* [Task to complete]:
Entries follow. Set all of them down as they stand.

····················

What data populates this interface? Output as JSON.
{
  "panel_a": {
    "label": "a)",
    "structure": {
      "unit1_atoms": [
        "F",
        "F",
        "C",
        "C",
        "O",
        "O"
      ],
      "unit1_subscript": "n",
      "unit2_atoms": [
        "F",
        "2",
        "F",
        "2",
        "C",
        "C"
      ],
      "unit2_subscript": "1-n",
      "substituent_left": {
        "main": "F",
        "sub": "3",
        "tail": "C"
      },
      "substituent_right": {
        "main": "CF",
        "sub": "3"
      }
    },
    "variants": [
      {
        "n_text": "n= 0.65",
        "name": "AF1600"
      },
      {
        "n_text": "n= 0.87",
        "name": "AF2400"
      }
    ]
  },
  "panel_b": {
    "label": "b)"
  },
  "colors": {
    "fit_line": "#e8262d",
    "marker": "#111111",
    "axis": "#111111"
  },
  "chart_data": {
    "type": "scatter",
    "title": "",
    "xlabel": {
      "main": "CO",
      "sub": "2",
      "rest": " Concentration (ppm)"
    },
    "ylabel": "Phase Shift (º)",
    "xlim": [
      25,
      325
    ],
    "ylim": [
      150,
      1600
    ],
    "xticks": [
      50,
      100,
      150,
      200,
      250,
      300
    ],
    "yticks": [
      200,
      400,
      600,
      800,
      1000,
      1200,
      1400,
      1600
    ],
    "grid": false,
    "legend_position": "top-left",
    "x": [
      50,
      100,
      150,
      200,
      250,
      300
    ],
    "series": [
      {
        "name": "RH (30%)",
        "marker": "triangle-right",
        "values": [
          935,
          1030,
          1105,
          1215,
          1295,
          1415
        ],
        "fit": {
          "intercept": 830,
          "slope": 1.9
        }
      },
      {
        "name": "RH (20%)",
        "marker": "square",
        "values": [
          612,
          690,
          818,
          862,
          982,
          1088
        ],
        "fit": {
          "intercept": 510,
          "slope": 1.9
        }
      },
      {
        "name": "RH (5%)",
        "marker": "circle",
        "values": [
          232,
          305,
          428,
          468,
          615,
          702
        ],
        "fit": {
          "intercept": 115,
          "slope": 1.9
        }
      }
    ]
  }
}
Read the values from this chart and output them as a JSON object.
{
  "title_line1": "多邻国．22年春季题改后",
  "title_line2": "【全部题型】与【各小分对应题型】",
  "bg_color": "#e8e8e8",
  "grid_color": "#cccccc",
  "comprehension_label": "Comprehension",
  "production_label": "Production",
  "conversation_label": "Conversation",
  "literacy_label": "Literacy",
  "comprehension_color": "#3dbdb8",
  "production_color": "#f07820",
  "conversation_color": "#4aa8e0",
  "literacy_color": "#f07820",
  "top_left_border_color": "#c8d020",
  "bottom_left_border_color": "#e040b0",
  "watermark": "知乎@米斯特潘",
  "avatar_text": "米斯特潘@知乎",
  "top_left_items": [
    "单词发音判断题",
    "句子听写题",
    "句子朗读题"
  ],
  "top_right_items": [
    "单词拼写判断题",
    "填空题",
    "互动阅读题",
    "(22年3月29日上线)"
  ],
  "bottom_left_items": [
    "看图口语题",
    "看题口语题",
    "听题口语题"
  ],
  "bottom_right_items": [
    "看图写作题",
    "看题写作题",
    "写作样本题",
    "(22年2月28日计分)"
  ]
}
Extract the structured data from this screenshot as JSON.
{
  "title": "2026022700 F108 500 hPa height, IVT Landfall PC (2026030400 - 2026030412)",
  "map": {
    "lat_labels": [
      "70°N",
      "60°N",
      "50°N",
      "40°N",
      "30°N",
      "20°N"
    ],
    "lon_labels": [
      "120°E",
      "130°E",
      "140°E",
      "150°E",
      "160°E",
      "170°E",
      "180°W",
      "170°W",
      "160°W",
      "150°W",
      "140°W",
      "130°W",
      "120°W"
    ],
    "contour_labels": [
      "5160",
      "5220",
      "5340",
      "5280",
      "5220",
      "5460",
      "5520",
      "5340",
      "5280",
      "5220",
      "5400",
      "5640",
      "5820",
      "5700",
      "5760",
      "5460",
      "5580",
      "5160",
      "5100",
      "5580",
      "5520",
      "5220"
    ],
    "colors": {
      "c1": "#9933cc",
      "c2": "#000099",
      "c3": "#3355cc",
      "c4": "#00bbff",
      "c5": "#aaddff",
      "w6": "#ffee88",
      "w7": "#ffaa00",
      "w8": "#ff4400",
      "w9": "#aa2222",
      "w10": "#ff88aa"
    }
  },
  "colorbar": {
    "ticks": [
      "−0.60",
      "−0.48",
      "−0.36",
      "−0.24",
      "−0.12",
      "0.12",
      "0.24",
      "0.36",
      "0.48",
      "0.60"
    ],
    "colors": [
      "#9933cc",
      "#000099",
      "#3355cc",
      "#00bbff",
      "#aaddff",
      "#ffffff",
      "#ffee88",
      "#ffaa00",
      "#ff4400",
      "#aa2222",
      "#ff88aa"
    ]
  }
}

····················

* [Response]:
What data populates this interface? Output as JSON.
{
  "panel_a": {
    "label": "a)",
    "structure": {
      "unit1_atoms": [
        "F",
        "F",
        "C",
        "C",
        "O",
        "O"
      ],
      "unit1_subscript": "n",
      "unit2_atoms": [
        "F",
        "2",
        "F",
        "2",
        "C",
        "C"
      ],
      "unit2_subscript": "1-n",
      "substituent_left": {
        "main": "F",
        "sub": "3",
        "tail": "C"
      },
      "substituent_right": {
        "main": "CF",
        "sub": "3"
      }
    },
    "variants": [
      {
        "n_text": "n= 0.65",
        "name": "AF1600"
      },
      {
        "n_text": "n= 0.87",
        "name": "AF2400"
      }
    ]
  },
  "panel_b": {
    "label": "b)"
  },
  "colors": {
    "fit_line": "#e8262d",
    "marker": "#111111",
    "axis": "#111111"
  },
  "chart_data": {
    "type": "scatter",
    "title": "",
    "xlabel": {
      "main": "CO",
      "sub": "2",
      "rest": " Concentration (ppm)"
    },
    "ylabel": "Phase Shift (º)",
    "xlim": [
      25,
      325
    ],
    "ylim": [
      150,
      1600
    ],
    "xticks": [
      50,
      100,
      150,
      200,
      250,
      300
    ],
    "yticks": [
      200,
      400,
      600,
      800,
      1000,
      1200,
      1400,
      1600
    ],
    "grid": false,
    "legend_position": "top-left",
    "x": [
      50,
      100,
      150,
      200,
      250,
      300
    ],
    "series": [
      {
        "name": "RH (30%)",
        "marker": "triangle-right",
        "values": [
          935,
          1030,
          1105,
          1215,
          1295,
          1415
        ],
        "fit": {
          "intercept": 830,
          "slope": 1.9
        }
      },
      {
        "name": "RH (20%)",
        "marker": "square",
        "values": [
          612,
          690,
          818,
          862,
          982,
          1088
        ],
        "fit": {
          "intercept": 510,
          "slope": 1.9
        }
      },
      {
        "name": "RH (5%)",
        "marker": "circle",
        "values": [
          232,
          305,
          428,
          468,
          615,
          702
        ],
        "fit": {
          "intercept": 115,
          "slope": 1.9
        }
      }
    ]
  }
}
Read the values from this chart and output them as a JSON object.
{
  "title_line1": "多邻国．22年春季题改后",
  "title_line2": "【全部题型】与【各小分对应题型】",
  "bg_color": "#e8e8e8",
  "grid_color": "#cccccc",
  "comprehension_label": "Comprehension",
  "production_label": "Production",
  "conversation_label": "Conversation",
  "literacy_label": "Literacy",
  "comprehension_color": "#3dbdb8",
  "production_color": "#f07820",
  "conversation_color": "#4aa8e0",
  "literacy_color": "#f07820",
  "top_left_border_color": "#c8d020",
  "bottom_left_border_color": "#e040b0",
  "watermark": "知乎@米斯特潘",
  "avatar_text": "米斯特潘@知乎",
  "top_left_items": [
    "单词发音判断题",
    "句子听写题",
    "句子朗读题"
  ],
  "top_right_items": [
    "单词拼写判断题",
    "填空题",
    "互动阅读题",
    "(22年3月29日上线)"
  ],
  "bottom_left_items": [
    "看图口语题",
    "看题口语题",
    "听题口语题"
  ],
  "bottom_right_items": [
    "看图写作题",
    "看题写作题",
    "写作样本题",
    "(22年2月28日计分)"
  ]
}
Extract the structured data from this screenshot as JSON.
{
  "title": "2026022700 F108 500 hPa height, IVT Landfall PC (2026030400 - 2026030412)",
  "map": {
    "lat_labels": [
      "70°N",
      "60°N",
      "50°N",
      "40°N",
      "30°N",
      "20°N"
    ],
    "lon_labels": [
      "120°E",
      "130°E",
      "140°E",
      "150°E",
      "160°E",
      "170°E",
      "180°W",
      "170°W",
      "160°W",
      "150°W",
      "140°W",
      "130°W",
      "120°W"
    ],
    "contour_labels": [
      "5160",
      "5220",
      "5340",
      "5280",
      "5220",
      "5460",
      "5520",
      "5340",
      "5280",
      "5220",
      "5400",
      "5640",
      "5820",
      "5700",
      "5760",
      "5460",
      "5580",
      "5160",
      "5100",
      "5580",
      "5520",
      "5220"
    ],
    "colors": {
      "c1": "#9933cc",
      "c2": "#000099",
      "c3": "#3355cc",
      "c4": "#00bbff",
      "c5": "#aaddff",
      "w6": "#ffee88",
      "w7": "#ffaa00",
      "w8": "#ff4400",
      "w9": "#aa2222",
      "w10": "#ff88aa"
    }
  },
  "colorbar": {
    "ticks": [
      "−0.60",
      "−0.48",
      "−0.36",
      "−0.24",
      "−0.12",
      "0.12",
      "0.24",
      "0.36",
      "0.48",
      "0.60"
    ],
    "colors": [
      "#9933cc",
      "#000099",
      "#3355cc",
      "#00bbff",
      "#aaddff",
      "#ffffff",
      "#ffee88",
      "#ffaa00",
      "#ff4400",
      "#aa2222",
      "#ff88aa"
    ]
  }
}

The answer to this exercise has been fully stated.